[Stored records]
===============
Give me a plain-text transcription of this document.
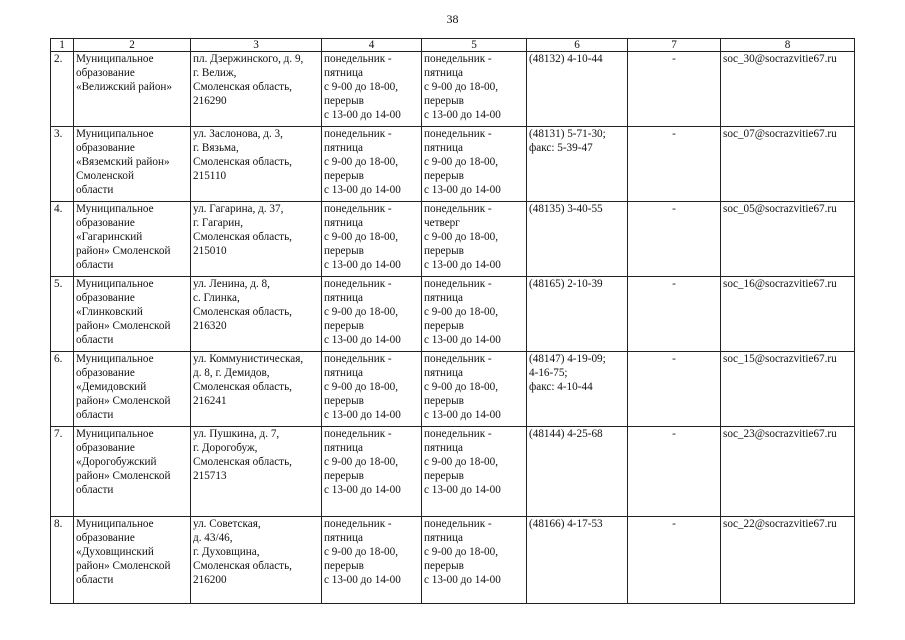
38
1	2	3	4	5	6	7	8
2.	Муниципальное
образование
«Велижский район»	пл. Дзержинского, д. 9,
г. Велиж,
Смоленская область,
216290	понедельник -
пятница
с 9-00 до 18-00,
перерыв
с 13-00 до 14-00	понедельник -
пятница
с 9-00 до 18-00,
перерыв
с 13-00 до 14-00	(48132) 4-10-44	-	soc_30@socrazvitie67.ru
3.	Муниципальное
образование
«Вяземский район»
Смоленской
области	ул. Заслонова, д. 3,
г. Вязьма,
Смоленская область,
215110	понедельник -
пятница
с 9-00 до 18-00,
перерыв
с 13-00 до 14-00	понедельник -
пятница
с 9-00 до 18-00,
перерыв
с 13-00 до 14-00	(48131) 5-71-30;
факс: 5-39-47	-	soc_07@socrazvitie67.ru
4.	Муниципальное
образование
«Гагаринский
район» Смоленской
области	ул. Гагарина, д. 37,
г. Гагарин,
Смоленская область,
215010	понедельник -
пятница
с 9-00 до 18-00,
перерыв
с 13-00 до 14-00	понедельник -
четверг
с 9-00 до 18-00,
перерыв
с 13-00 до 14-00	(48135) 3-40-55	-	soc_05@socrazvitie67.ru
5.	Муниципальное
образование
«Глинковский
район» Смоленской
области	ул. Ленина, д. 8,
с. Глинка,
Смоленская область,
216320	понедельник -
пятница
с 9-00 до 18-00,
перерыв
с 13-00 до 14-00	понедельник -
пятница
с 9-00 до 18-00,
перерыв
с 13-00 до 14-00	(48165) 2-10-39	-	soc_16@socrazvitie67.ru
6.	Муниципальное
образование
«Демидовский
район» Смоленской
области	ул. Коммунистическая,
д. 8, г. Демидов,
Смоленская область,
216241	понедельник -
пятница
с 9-00 до 18-00,
перерыв
с 13-00 до 14-00	понедельник -
пятница
с 9-00 до 18-00,
перерыв
с 13-00 до 14-00	(48147) 4-19-09;
4-16-75;
факс: 4-10-44	-	soc_15@socrazvitie67.ru
7.	Муниципальное
образование
«Дорогобужский
район» Смоленской
области	ул. Пушкина, д. 7,
г. Дорогобуж,
Смоленская область,
215713	понедельник -
пятница
с 9-00 до 18-00,
перерыв
с 13-00 до 14-00	понедельник -
пятница
с 9-00 до 18-00,
перерыв
с 13-00 до 14-00	(48144) 4-25-68	-	soc_23@socrazvitie67.ru
8.	Муниципальное
образование
«Духовщинский
район» Смоленской
области	ул. Советская,
д. 43/46,
г. Духовщина,
Смоленская область,
216200	понедельник -
пятница
с 9-00 до 18-00,
перерыв
с 13-00 до 14-00	понедельник -
пятница
с 9-00 до 18-00,
перерыв
с 13-00 до 14-00	(48166) 4-17-53	-	soc_22@socrazvitie67.ru
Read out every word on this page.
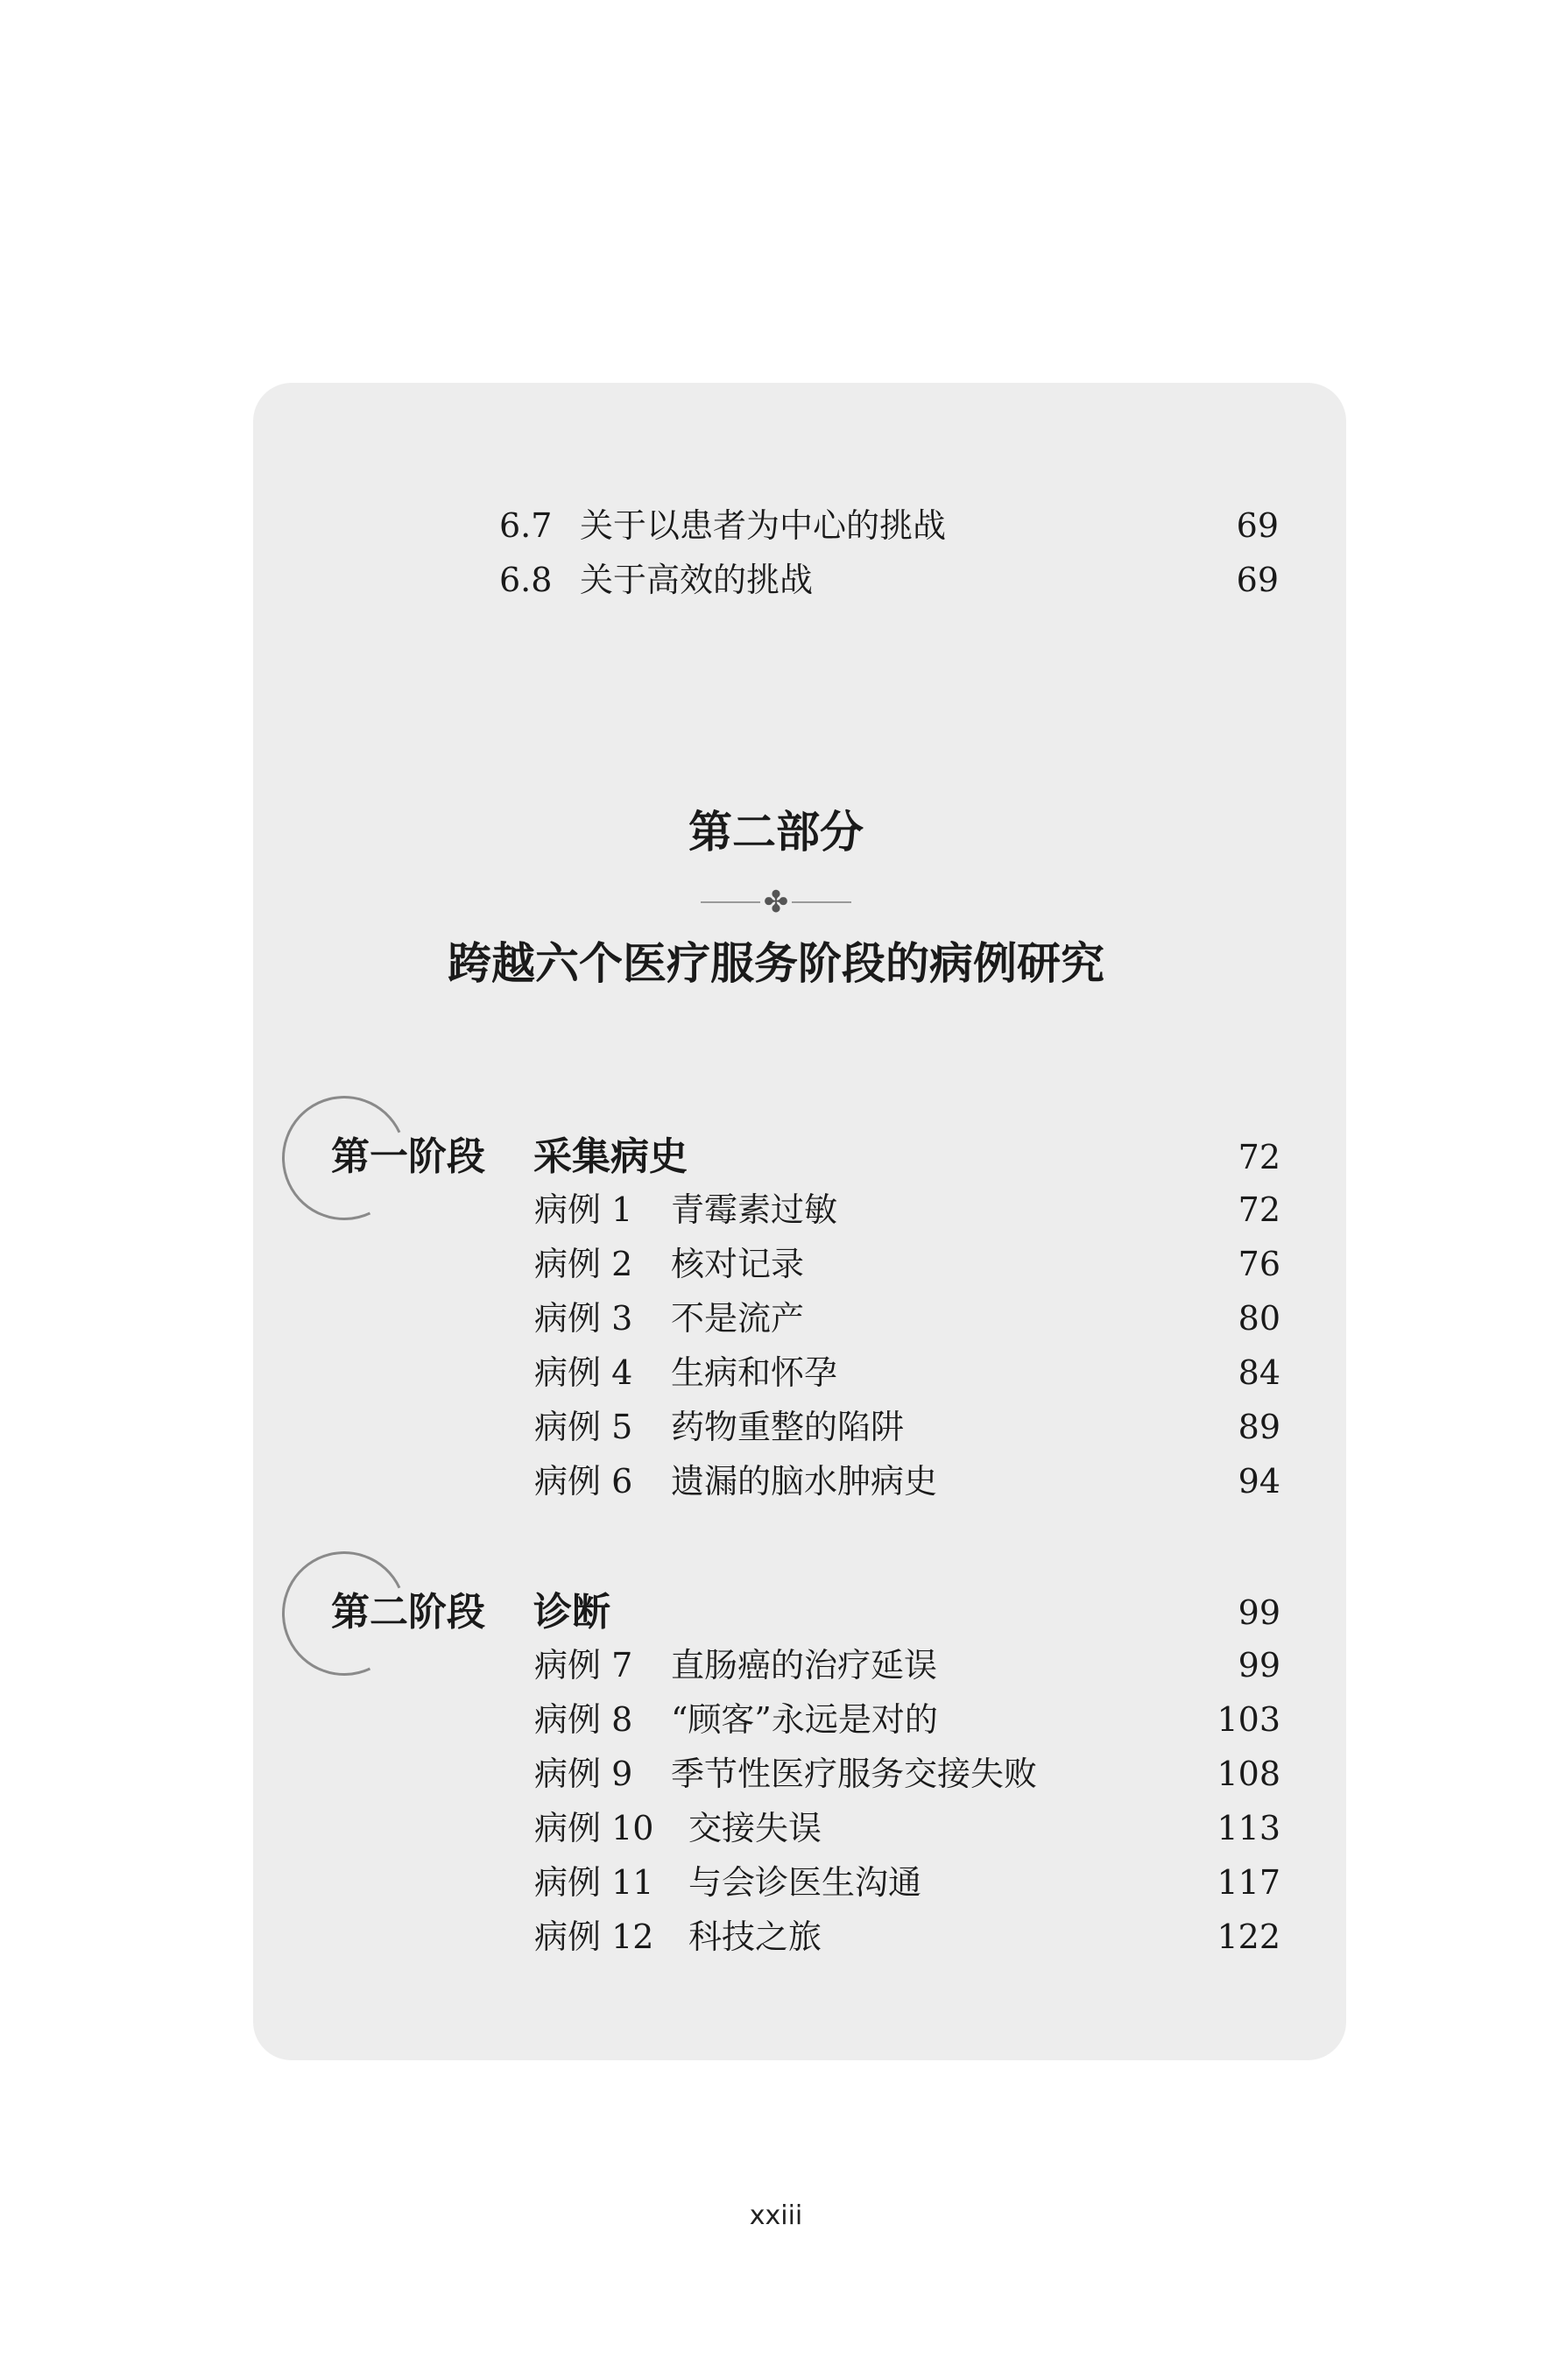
6.7 关于以患者为中心的挑战	69
6.8 关于高效的挑战	69
第二部分
✤
跨越六个医疗服务阶段的病例研究
第一阶段 采集病史	72
病例 1 青霉素过敏	72
病例 2 核对记录	76
病例 3 不是流产	80
病例 4 生病和怀孕	84
病例 5 药物重整的陷阱	89
病例 6 遗漏的脑水肿病史	94
第二阶段 诊断	99
病例 7 直肠癌的治疗延误	99
病例 8 “顾客”永远是对的	103
病例 9 季节性医疗服务交接失败	108
病例 10 交接失误	113
病例 11 与会诊医生沟通	117
病例 12 科技之旅	122
xxiii
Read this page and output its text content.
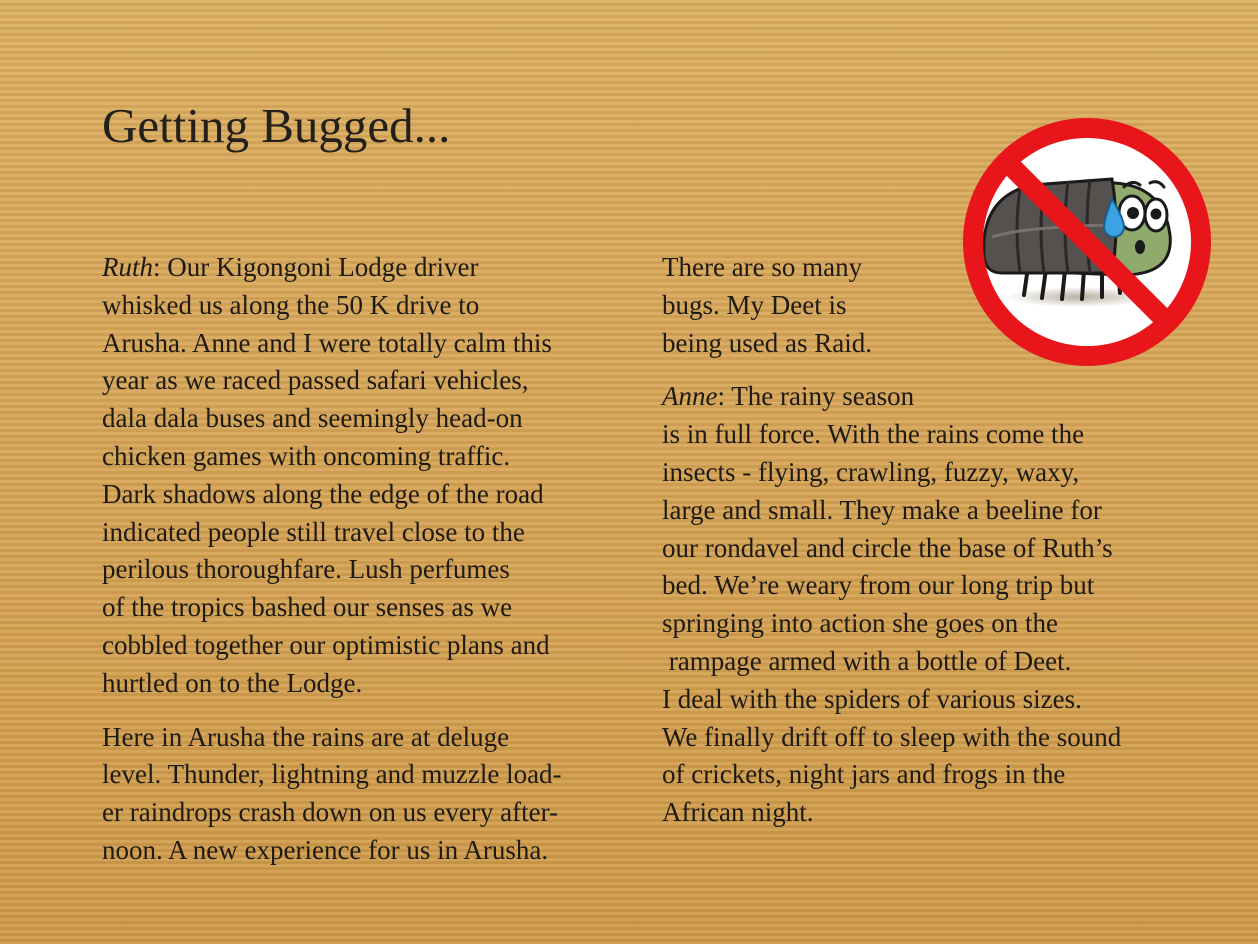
Getting Bugged...

Ruth: Our Kigongoni Lodge driver
whisked us along the 50 K drive to
Arusha. Anne and I were totally calm this
year as we raced passed safari vehicles,
dala dala buses and seemingly head-on
chicken games with oncoming traffic.
Dark shadows along the edge of the road
indicated people still travel close to the
perilous thoroughfare. Lush perfumes
of the tropics bashed our senses as we
cobbled together our optimistic plans and
hurtled on to the Lodge.

Here in Arusha the rains are at deluge
level. Thunder, lightning and muzzle load-
er raindrops crash down on us every after-
noon. A new experience for us in Arusha.

There are so many
bugs. My Deet is
being used as Raid.

Anne: The rainy season
is in full force. With the rains come the
insects - flying, crawling, fuzzy, waxy,
large and small. They make a beeline for
our rondavel and circle the base of Ruth’s
bed. We’re weary from our long trip but
springing into action she goes on the
rampage armed with a bottle of Deet.
I deal with the spiders of various sizes.
We finally drift off to sleep with the sound
of crickets, night jars and frogs in the
African night.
===============
Collect the complete line wherever the string "text" appears in the records.

Give me a plain-text transcription of this document.
Read this page and output its text content.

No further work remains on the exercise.